Donc, il s'agissait d'organiser les choses pour que notre démocratie interne vive bien. Je suis ravie que Marine Tondelier soit notre secrétaire nationale. Je ne lui envie pas le poste. -J'évoquais vos capacités de mobilisation.
Il y a aussi vos capacités d'organisation. En 2023, on vous a confié l'organisation des Journées d'été des écologistes. Vous avez eu l'idée d'inviter le rappeur Médine, qui a été accusé d'antisémitisme à la suite d'un tweet qu'il a publié peu avant les Journées d'été.
Si c'était à refaire, vous le referiez ? -Ecoutez, moi j'ai eu des discussions très franches avec Médine au moment où il a fait son tweet, il a reconnu ensuite cette...
Alors, c'était pas une maladresse, des propos inadaptés, la blessure que cela pouvait engendrer...
Et je crois qu'en réalité, quand on a des porte-voix qui nous disent que sur un sujet ils se sont trompés, qu'ils ont fait le chemin et qu'ils nous explicitent ce chemin, on gagne beaucoup à les écouter. Ca a été un moment qui a suscité énormément de polémiques. Et je comprends aisément pourquoi est-ce que cette invitation avait surpris un bon nombre de personnes.
Mais quand on l'a écouté, voilà, d'une certaine manière s'excuser aussi, eh bien, c'est important de pouvoir le faire publiquement. Et on lui a donné l'occasion, on a donné l'occasion aussi aux personnes qui se sont senties blessées, notamment notre groupe de travail sur la lutte contre l'antisémitisme, de pouvoir dialoguer avec lui et de lui expliquer en quoi ses propos étaient problématiques. -Vous aviez raté de peu votre élection en 2022.
En 2024, vous avez pris votre revanche, en quelque sorte, sur votre adversaire, l'ancien ministre Stanislas Guerini. Qu'est-ce qui a fait la différence, cette fois, selon vous ? -Plusieurs éléments.

★ ★ ★ ★ ★ ★ ★

▶ TRAVAIL À FAIRE:
1. Répondez aux questions suivantes à l'aide de l'extrait.
(a) En quelle année a-t-on confié à la personne interrogée l'organisation des Journées d'été des écologistes ?
(b) Qui est la secrétaire nationale ?
(c) Contre quel adversaire la personne interrogée a-t-elle pris sa revanche en 2024 ?
2. Les affirmations suivantes sont-elles conformes à l'extrait ? Répondez par oui ou par non et citez les mots qui le justifient.
(a) Le rappeur Médine a été accusé d'antisémitisme après un tweet.
(b) La personne interrogée a remporté son élection en 2022.
(c) L'invitation de Médine n'a provoqué aucune polémique.
3. Recopiez le passage de l'extrait qui commence aux mots « Mais quand on » et s'arrête après « vous ? -Plusieurs éléments. ».

Données de compréhension de documents:
★ ★ ★ ★ ★ ★ ★

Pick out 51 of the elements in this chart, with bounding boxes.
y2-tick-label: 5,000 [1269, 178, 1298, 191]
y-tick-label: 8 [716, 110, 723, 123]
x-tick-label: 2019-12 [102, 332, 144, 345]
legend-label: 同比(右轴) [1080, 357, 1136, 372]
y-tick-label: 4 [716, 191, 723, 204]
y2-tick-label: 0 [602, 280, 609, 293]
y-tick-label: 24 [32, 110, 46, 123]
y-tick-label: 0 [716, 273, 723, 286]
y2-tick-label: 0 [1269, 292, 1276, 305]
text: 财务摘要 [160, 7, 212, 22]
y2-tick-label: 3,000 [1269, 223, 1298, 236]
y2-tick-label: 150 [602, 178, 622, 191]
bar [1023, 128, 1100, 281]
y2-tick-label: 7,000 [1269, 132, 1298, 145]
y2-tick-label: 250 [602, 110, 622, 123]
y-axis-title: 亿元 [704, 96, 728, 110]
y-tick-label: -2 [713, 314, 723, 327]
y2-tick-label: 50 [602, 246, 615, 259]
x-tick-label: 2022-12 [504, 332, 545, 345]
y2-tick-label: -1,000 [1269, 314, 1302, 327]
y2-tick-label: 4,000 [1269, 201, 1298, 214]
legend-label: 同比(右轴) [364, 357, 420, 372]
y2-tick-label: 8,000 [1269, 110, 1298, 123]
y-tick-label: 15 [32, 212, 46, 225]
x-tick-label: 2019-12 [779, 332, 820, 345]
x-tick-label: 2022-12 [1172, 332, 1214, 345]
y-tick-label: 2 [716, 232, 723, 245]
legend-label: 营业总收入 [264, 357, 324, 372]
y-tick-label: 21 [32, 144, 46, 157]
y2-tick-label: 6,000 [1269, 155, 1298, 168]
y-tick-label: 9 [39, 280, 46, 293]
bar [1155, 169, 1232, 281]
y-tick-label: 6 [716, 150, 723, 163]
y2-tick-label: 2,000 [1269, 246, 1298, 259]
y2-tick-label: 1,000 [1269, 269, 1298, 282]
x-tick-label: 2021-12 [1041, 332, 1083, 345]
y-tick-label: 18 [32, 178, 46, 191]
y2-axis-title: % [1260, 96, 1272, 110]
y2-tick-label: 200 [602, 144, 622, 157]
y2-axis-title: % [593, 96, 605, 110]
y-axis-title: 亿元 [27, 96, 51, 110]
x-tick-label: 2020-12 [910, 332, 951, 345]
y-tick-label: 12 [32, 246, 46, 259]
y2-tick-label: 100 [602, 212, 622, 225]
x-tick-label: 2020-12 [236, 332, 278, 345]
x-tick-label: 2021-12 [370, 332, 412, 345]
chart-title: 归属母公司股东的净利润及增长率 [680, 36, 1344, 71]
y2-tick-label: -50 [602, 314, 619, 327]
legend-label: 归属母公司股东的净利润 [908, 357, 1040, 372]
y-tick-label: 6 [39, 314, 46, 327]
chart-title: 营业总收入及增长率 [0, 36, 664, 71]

★ ★ ★ ★ ★ ★ ★

▶ RÉPONSES AUX CONSIGNES:
1.
(a) En 2023.
(b) Marine Tondelier.
(c) L'ancien ministre Stanislas Guerini.

2.
(a) Oui : « qui a été accusé d'antisémitisme à la suite d'un tweet qu'il a publié peu avant les Journées d'été ».
(b) Non : « Vous aviez raté de peu votre élection en 2022. »
(c) Non : « Ca a été un moment qui a suscité énormément de polémiques. »

3.
Mais quand on l'a écouté, voilà, d'une certaine manière s'excuser aussi, eh bien, c'est important de pouvoir le faire publiquement. Et on lui a donné l'occasion, on a donné l'occasion aussi aux personnes qui se sont senties blessées, notamment notre groupe de travail sur la lutte contre l'antisémitisme, de pouvoir dialoguer avec lui et de lui expliquer en quoi ses propos étaient problématiques. -Vous aviez raté de peu votre élection en 2022.
En 2024, vous avez pris votre revanche, en quelque sorte, sur votre adversaire, l'ancien ministre Stanislas Guerini. Qu'est-ce qui a fait la différence, cette fois, selon vous ? -Plusieurs éléments.